• [Record extracts]:
___

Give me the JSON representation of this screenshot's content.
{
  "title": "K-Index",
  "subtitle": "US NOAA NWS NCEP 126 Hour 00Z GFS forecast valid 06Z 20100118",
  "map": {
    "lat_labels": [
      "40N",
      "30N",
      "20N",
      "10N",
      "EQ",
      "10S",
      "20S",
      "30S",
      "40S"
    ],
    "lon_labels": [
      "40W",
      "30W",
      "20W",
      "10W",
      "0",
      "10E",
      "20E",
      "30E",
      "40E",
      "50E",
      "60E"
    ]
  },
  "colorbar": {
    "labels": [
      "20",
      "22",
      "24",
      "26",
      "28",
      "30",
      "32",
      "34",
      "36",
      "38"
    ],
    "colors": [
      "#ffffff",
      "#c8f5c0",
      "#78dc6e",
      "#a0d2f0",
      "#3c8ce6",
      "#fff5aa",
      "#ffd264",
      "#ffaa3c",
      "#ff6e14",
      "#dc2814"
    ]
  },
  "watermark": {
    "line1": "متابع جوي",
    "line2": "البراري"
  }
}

___

Restate the whole of the material exactly.

Give me the JSON representation of this screenshot's content.
{
  "title": "K-Index",
  "subtitle": "US NOAA NWS NCEP 126 Hour 00Z GFS forecast valid 06Z 20100118",
  "map": {
    "lat_labels": [
      "40N",
      "30N",
      "20N",
      "10N",
      "EQ",
      "10S",
      "20S",
      "30S",
      "40S"
    ],
    "lon_labels": [
      "40W",
      "30W",
      "20W",
      "10W",
      "0",
      "10E",
      "20E",
      "30E",
      "40E",
      "50E",
      "60E"
    ]
  },
  "colorbar": {
    "labels": [
      "20",
      "22",
      "24",
      "26",
      "28",
      "30",
      "32",
      "34",
      "36",
      "38"
    ],
    "colors": [
      "#ffffff",
      "#c8f5c0",
      "#78dc6e",
      "#a0d2f0",
      "#3c8ce6",
      "#fff5aa",
      "#ffd264",
      "#ffaa3c",
      "#ff6e14",
      "#dc2814"
    ]
  },
  "watermark": {
    "line1": "متابع جوي",
    "line2": "البراري"
  }
}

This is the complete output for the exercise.